TASK: Print the data exactly as it is given, please.

BEGIN

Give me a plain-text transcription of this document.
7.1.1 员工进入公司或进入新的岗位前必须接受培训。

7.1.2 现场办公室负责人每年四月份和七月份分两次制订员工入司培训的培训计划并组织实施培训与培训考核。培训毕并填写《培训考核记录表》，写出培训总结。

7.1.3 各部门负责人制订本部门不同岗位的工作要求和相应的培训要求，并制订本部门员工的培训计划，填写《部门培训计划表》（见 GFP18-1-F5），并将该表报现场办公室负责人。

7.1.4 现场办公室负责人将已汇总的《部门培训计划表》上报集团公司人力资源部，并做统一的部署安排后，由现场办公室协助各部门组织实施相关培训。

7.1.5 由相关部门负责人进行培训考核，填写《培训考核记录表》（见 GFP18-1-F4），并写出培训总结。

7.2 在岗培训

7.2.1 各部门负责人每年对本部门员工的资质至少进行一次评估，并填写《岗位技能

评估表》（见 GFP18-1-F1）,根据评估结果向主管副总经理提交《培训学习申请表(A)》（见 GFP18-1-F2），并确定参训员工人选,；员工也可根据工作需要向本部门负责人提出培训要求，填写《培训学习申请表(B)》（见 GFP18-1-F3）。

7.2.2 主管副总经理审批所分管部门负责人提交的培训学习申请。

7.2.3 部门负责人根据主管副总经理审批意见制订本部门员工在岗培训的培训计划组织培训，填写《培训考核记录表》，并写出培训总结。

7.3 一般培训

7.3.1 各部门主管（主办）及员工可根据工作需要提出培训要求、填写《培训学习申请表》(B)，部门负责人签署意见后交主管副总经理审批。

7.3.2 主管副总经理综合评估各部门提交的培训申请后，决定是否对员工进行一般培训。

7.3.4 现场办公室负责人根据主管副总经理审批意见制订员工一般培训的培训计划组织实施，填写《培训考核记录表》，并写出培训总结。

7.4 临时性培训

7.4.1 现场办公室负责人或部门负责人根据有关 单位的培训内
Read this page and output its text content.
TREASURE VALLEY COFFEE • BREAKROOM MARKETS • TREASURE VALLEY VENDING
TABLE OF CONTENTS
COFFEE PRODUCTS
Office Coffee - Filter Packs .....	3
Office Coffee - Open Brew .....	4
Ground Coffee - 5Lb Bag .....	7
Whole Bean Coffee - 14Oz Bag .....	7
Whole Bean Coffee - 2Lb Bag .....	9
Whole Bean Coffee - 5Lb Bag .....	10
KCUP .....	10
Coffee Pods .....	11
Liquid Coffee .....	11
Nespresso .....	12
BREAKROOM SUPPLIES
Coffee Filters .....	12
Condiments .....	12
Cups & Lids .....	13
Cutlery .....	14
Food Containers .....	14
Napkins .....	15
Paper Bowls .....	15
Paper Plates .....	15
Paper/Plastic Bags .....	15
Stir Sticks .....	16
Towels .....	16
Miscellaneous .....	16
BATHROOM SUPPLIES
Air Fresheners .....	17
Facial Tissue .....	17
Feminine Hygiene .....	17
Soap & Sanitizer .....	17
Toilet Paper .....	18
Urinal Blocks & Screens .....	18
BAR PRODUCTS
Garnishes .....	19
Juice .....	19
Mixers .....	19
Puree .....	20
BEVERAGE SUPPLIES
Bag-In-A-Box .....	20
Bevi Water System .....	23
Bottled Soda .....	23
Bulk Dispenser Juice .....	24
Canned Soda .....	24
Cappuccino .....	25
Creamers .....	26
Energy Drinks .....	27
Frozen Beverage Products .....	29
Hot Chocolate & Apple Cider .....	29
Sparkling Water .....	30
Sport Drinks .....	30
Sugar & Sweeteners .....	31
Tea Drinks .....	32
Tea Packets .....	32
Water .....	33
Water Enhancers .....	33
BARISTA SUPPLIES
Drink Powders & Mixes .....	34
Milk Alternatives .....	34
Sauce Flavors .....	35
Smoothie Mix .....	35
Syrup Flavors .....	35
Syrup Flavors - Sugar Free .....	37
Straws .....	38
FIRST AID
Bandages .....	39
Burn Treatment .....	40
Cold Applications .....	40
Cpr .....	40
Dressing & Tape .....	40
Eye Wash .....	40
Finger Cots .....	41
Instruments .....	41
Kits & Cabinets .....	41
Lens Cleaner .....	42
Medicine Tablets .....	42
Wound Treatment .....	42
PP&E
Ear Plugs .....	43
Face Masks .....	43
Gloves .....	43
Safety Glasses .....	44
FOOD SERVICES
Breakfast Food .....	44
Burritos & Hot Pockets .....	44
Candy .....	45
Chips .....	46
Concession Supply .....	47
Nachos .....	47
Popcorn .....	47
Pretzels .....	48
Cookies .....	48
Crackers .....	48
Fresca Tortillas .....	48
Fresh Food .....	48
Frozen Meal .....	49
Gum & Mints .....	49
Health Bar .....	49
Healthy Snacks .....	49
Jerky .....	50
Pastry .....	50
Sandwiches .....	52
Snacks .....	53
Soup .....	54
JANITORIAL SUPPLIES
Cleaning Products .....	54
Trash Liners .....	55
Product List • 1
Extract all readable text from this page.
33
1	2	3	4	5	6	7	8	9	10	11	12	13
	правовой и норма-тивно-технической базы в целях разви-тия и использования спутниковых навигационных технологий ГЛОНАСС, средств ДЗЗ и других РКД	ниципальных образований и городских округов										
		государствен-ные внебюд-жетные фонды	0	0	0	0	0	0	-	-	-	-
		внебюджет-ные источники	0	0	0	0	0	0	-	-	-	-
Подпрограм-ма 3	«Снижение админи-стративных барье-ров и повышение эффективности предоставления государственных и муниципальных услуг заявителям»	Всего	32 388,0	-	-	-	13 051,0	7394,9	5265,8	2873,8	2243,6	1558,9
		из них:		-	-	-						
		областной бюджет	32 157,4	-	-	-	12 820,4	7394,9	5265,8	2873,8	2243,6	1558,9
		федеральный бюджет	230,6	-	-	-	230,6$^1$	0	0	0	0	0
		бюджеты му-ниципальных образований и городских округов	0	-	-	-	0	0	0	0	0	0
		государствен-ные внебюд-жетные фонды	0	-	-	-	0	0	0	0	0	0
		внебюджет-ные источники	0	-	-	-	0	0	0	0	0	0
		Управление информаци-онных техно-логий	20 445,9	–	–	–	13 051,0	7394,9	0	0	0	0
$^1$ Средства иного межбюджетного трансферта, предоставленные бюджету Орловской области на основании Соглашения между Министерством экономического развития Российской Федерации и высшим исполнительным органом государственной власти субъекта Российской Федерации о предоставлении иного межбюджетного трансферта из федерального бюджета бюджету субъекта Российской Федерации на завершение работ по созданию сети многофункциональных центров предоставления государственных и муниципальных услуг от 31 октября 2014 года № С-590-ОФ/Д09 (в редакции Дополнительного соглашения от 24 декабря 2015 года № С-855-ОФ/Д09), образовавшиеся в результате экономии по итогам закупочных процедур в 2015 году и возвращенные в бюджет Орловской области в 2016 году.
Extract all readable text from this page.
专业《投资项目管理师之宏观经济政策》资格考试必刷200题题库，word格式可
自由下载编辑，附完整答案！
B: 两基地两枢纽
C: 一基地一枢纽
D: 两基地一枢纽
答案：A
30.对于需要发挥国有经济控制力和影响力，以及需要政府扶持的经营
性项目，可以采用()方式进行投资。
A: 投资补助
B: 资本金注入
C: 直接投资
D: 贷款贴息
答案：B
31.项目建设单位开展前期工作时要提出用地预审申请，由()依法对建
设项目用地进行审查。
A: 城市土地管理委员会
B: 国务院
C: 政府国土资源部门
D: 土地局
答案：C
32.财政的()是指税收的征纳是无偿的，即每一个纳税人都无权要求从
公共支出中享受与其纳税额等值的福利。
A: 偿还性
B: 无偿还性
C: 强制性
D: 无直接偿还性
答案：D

END

OUTPUT OF THE EXERCISE:
Give me a plain-text transcription of this document.
7.1.1 员工进入公司或进入新的岗位前必须接受培训。

7.1.2 现场办公室负责人每年四月份和七月份分两次制订员工入司培训的培训计划并组织实施培训与培训考核。培训毕并填写《培训考核记录表》，写出培训总结。

7.1.3 各部门负责人制订本部门不同岗位的工作要求和相应的培训要求，并制订本部门员工的培训计划，填写《部门培训计划表》（见 GFP18-1-F5），并将该表报现场办公室负责人。

7.1.4 现场办公室负责人将已汇总的《部门培训计划表》上报集团公司人力资源部，并做统一的部署安排后，由现场办公室协助各部门组织实施相关培训。

7.1.5 由相关部门负责人进行培训考核，填写《培训考核记录表》（见 GFP18-1-F4），并写出培训总结。

7.2 在岗培训

7.2.1 各部门负责人每年对本部门员工的资质至少进行一次评估，并填写《岗位技能

评估表》（见 GFP18-1-F1）,根据评估结果向主管副总经理提交《培训学习申请表(A)》（见 GFP18-1-F2），并确定参训员工人选,；员工也可根据工作需要向本部门负责人提出培训要求，填写《培训学习申请表(B)》（见 GFP18-1-F3）。

7.2.2 主管副总经理审批所分管部门负责人提交的培训学习申请。

7.2.3 部门负责人根据主管副总经理审批意见制订本部门员工在岗培训的培训计划组织培训，填写《培训考核记录表》，并写出培训总结。

7.3 一般培训

7.3.1 各部门主管（主办）及员工可根据工作需要提出培训要求、填写《培训学习申请表》(B)，部门负责人签署意见后交主管副总经理审批。

7.3.2 主管副总经理综合评估各部门提交的培训申请后，决定是否对员工进行一般培训。

7.3.4 现场办公室负责人根据主管副总经理审批意见制订员工一般培训的培训计划组织实施，填写《培训考核记录表》，并写出培训总结。

7.4 临时性培训

7.4.1 现场办公室负责人或部门负责人根据有关 单位的培训内
Read this page and output its text content.
TREASURE VALLEY COFFEE • BREAKROOM MARKETS • TREASURE VALLEY VENDING
TABLE OF CONTENTS
COFFEE PRODUCTS
Office Coffee - Filter Packs .....	3
Office Coffee - Open Brew .....	4
Ground Coffee - 5Lb Bag .....	7
Whole Bean Coffee - 14Oz Bag .....	7
Whole Bean Coffee - 2Lb Bag .....	9
Whole Bean Coffee - 5Lb Bag .....	10
KCUP .....	10
Coffee Pods .....	11
Liquid Coffee .....	11
Nespresso .....	12
BREAKROOM SUPPLIES
Coffee Filters .....	12
Condiments .....	12
Cups & Lids .....	13
Cutlery .....	14
Food Containers .....	14
Napkins .....	15
Paper Bowls .....	15
Paper Plates .....	15
Paper/Plastic Bags .....	15
Stir Sticks .....	16
Towels .....	16
Miscellaneous .....	16
BATHROOM SUPPLIES
Air Fresheners .....	17
Facial Tissue .....	17
Feminine Hygiene .....	17
Soap & Sanitizer .....	17
Toilet Paper .....	18
Urinal Blocks & Screens .....	18
BAR PRODUCTS
Garnishes .....	19
Juice .....	19
Mixers .....	19
Puree .....	20
BEVERAGE SUPPLIES
Bag-In-A-Box .....	20
Bevi Water System .....	23
Bottled Soda .....	23
Bulk Dispenser Juice .....	24
Canned Soda .....	24
Cappuccino .....	25
Creamers .....	26
Energy Drinks .....	27
Frozen Beverage Products .....	29
Hot Chocolate & Apple Cider .....	29
Sparkling Water .....	30
Sport Drinks .....	30
Sugar & Sweeteners .....	31
Tea Drinks .....	32
Tea Packets .....	32
Water .....	33
Water Enhancers .....	33
BARISTA SUPPLIES
Drink Powders & Mixes .....	34
Milk Alternatives .....	34
Sauce Flavors .....	35
Smoothie Mix .....	35
Syrup Flavors .....	35
Syrup Flavors - Sugar Free .....	37
Straws .....	38
FIRST AID
Bandages .....	39
Burn Treatment .....	40
Cold Applications .....	40
Cpr .....	40
Dressing & Tape .....	40
Eye Wash .....	40
Finger Cots .....	41
Instruments .....	41
Kits & Cabinets .....	41
Lens Cleaner .....	42
Medicine Tablets .....	42
Wound Treatment .....	42
PP&E
Ear Plugs .....	43
Face Masks .....	43
Gloves .....	43
Safety Glasses .....	44
FOOD SERVICES
Breakfast Food .....	44
Burritos & Hot Pockets .....	44
Candy .....	45
Chips .....	46
Concession Supply .....	47
Nachos .....	47
Popcorn .....	47
Pretzels .....	48
Cookies .....	48
Crackers .....	48
Fresca Tortillas .....	48
Fresh Food .....	48
Frozen Meal .....	49
Gum & Mints .....	49
Health Bar .....	49
Healthy Snacks .....	49
Jerky .....	50
Pastry .....	50
Sandwiches .....	52
Snacks .....	53
Soup .....	54
JANITORIAL SUPPLIES
Cleaning Products .....	54
Trash Liners .....	55
Product List • 1
Extract all readable text from this page.
33
1	2	3	4	5	6	7	8	9	10	11	12	13
	правовой и норма-тивно-технической базы в целях разви-тия и использования спутниковых навигационных технологий ГЛОНАСС, средств ДЗЗ и других РКД	ниципальных образований и городских округов										
		государствен-ные внебюд-жетные фонды	0	0	0	0	0	0	-	-	-	-
		внебюджет-ные источники	0	0	0	0	0	0	-	-	-	-
Подпрограм-ма 3	«Снижение админи-стративных барье-ров и повышение эффективности предоставления государственных и муниципальных услуг заявителям»	Всего	32 388,0	-	-	-	13 051,0	7394,9	5265,8	2873,8	2243,6	1558,9
		из них:		-	-	-						
		областной бюджет	32 157,4	-	-	-	12 820,4	7394,9	5265,8	2873,8	2243,6	1558,9
		федеральный бюджет	230,6	-	-	-	230,6$^1$	0	0	0	0	0
		бюджеты му-ниципальных образований и городских округов	0	-	-	-	0	0	0	0	0	0
		государствен-ные внебюд-жетные фонды	0	-	-	-	0	0	0	0	0	0
		внебюджет-ные источники	0	-	-	-	0	0	0	0	0	0
		Управление информаци-онных техно-логий	20 445,9	–	–	–	13 051,0	7394,9	0	0	0	0
$^1$ Средства иного межбюджетного трансферта, предоставленные бюджету Орловской области на основании Соглашения между Министерством экономического развития Российской Федерации и высшим исполнительным органом государственной власти субъекта Российской Федерации о предоставлении иного межбюджетного трансферта из федерального бюджета бюджету субъекта Российской Федерации на завершение работ по созданию сети многофункциональных центров предоставления государственных и муниципальных услуг от 31 октября 2014 года № С-590-ОФ/Д09 (в редакции Дополнительного соглашения от 24 декабря 2015 года № С-855-ОФ/Д09), образовавшиеся в результате экономии по итогам закупочных процедур в 2015 году и возвращенные в бюджет Орловской области в 2016 году.
Extract all readable text from this page.
专业《投资项目管理师之宏观经济政策》资格考试必刷200题题库，word格式可
自由下载编辑，附完整答案！
B: 两基地两枢纽
C: 一基地一枢纽
D: 两基地一枢纽
答案：A
30.对于需要发挥国有经济控制力和影响力，以及需要政府扶持的经营
性项目，可以采用()方式进行投资。
A: 投资补助
B: 资本金注入
C: 直接投资
D: 贷款贴息
答案：B
31.项目建设单位开展前期工作时要提出用地预审申请，由()依法对建
设项目用地进行审查。
A: 城市土地管理委员会
B: 国务院
C: 政府国土资源部门
D: 土地局
答案：C
32.财政的()是指税收的征纳是无偿的，即每一个纳税人都无权要求从
公共支出中享受与其纳税额等值的福利。
A: 偿还性
B: 无偿还性
C: 强制性
D: 无直接偿还性
答案：D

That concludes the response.